▶ [INPUT DATA]:
☆ ☆ ☆ ☆

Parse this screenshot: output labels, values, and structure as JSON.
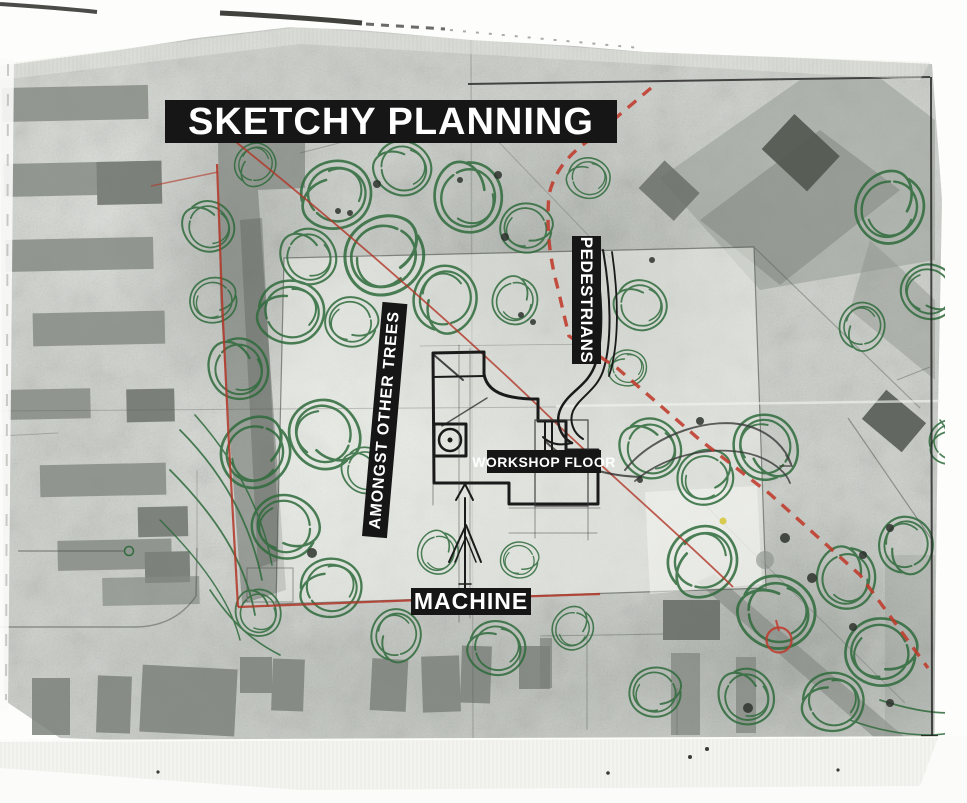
{
  "map": {
    "title": "SKETCHY PLANNING",
    "labels": {
      "pedestrians": "PEDESTRIANS",
      "amongst_other_trees": "AMONGST OTHER TREES",
      "workshop_floor": "WORKSHOP FLOOR",
      "machine": "MACHINE"
    },
    "colors": {
      "banner_background": "#161616",
      "banner_text": "#ffffff",
      "tree_scribble_green": "#2f6b3c",
      "site_boundary_red": "#b23527",
      "route_dashed_red": "#bf3a2b",
      "ink_sketch_black": "#1a1a1a",
      "paper_gray": "#cacec8"
    }
  }
}
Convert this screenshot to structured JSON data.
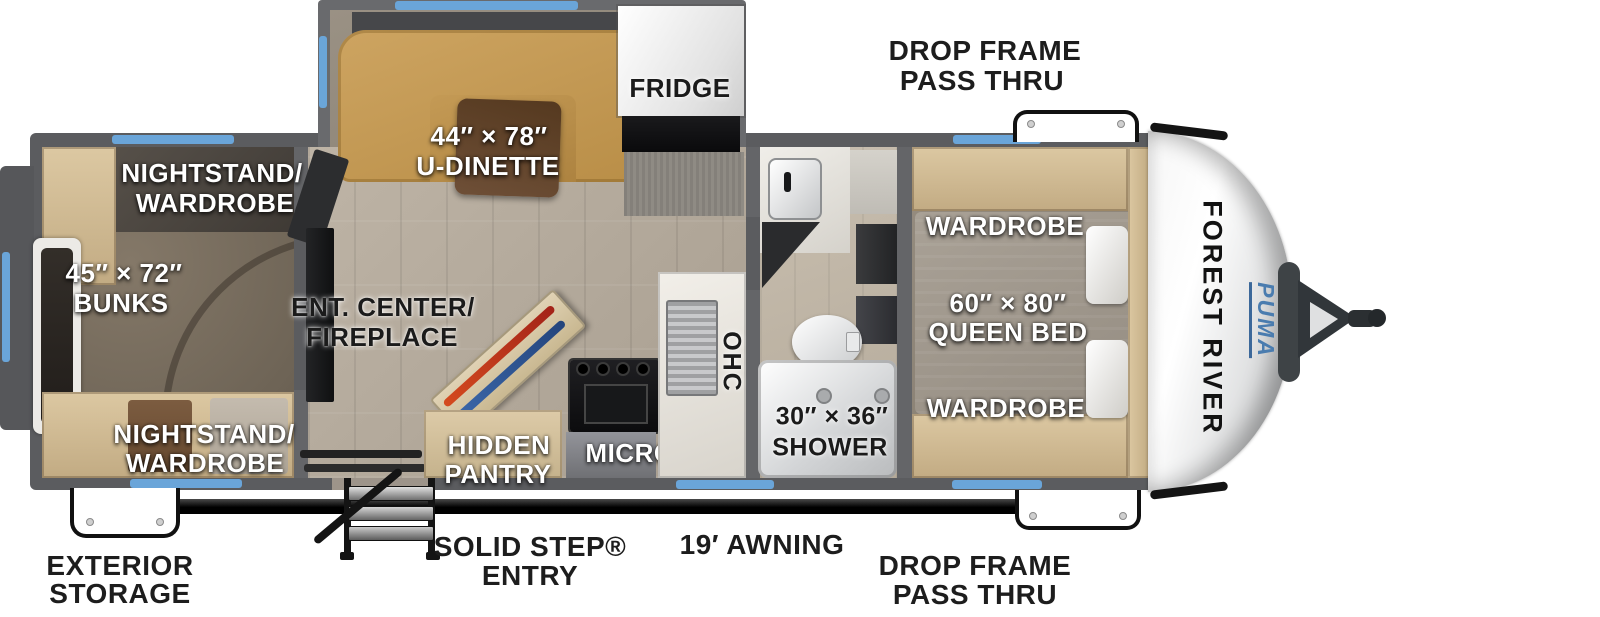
{
  "plan": {
    "slide": {
      "dinette_l1": "44″ × 78″",
      "dinette_l2": "U-DINETTE",
      "fridge": "FRIDGE"
    },
    "bunk_room": {
      "nightstand_top_l1": "NIGHTSTAND/",
      "nightstand_top_l2": "WARDROBE",
      "bunks_l1": "45″ × 72″",
      "bunks_l2": "BUNKS",
      "nightstand_bottom_l1": "NIGHTSTAND/",
      "nightstand_bottom_l2": "WARDROBE"
    },
    "living": {
      "ent_l1": "ENT. CENTER/",
      "ent_l2": "FIREPLACE",
      "pantry_l1": "HIDDEN",
      "pantry_l2": "PANTRY",
      "micro": "MICRO",
      "ohc": "OHC"
    },
    "bath": {
      "shower_l1": "30″ × 36″",
      "shower_l2": "SHOWER"
    },
    "bedroom": {
      "wardrobe_top": "WARDROBE",
      "bed_l1": "60″ × 80″",
      "bed_l2": "QUEEN BED",
      "wardrobe_bottom": "WARDROBE",
      "ohc": "OHC"
    },
    "brand": {
      "maker": "FOREST RIVER",
      "model": "PUMA"
    }
  },
  "exterior": {
    "drop_frame_top_l1": "DROP FRAME",
    "drop_frame_top_l2": "PASS THRU",
    "drop_frame_bottom_l1": "DROP FRAME",
    "drop_frame_bottom_l2": "PASS THRU",
    "exterior_storage_l1": "EXTERIOR",
    "exterior_storage_l2": "STORAGE",
    "solid_step_l1": "SOLID STEP®",
    "solid_step_l2": "ENTRY",
    "awning": "19′ AWNING"
  },
  "colors": {
    "wall": "#5b5c5f",
    "window": "#6aa5d9",
    "dinette": "#c59c58",
    "brand_blue": "#4a7caf",
    "label_white": "#ffffff",
    "label_black": "#1b1b1b"
  }
}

☆ ☆ ☆ ☆

▶ [DIRECTION]: State the count of lines above containing the string "screenshot", and add nothing to it.

▶ [EXERCISE OUTPUT]: 2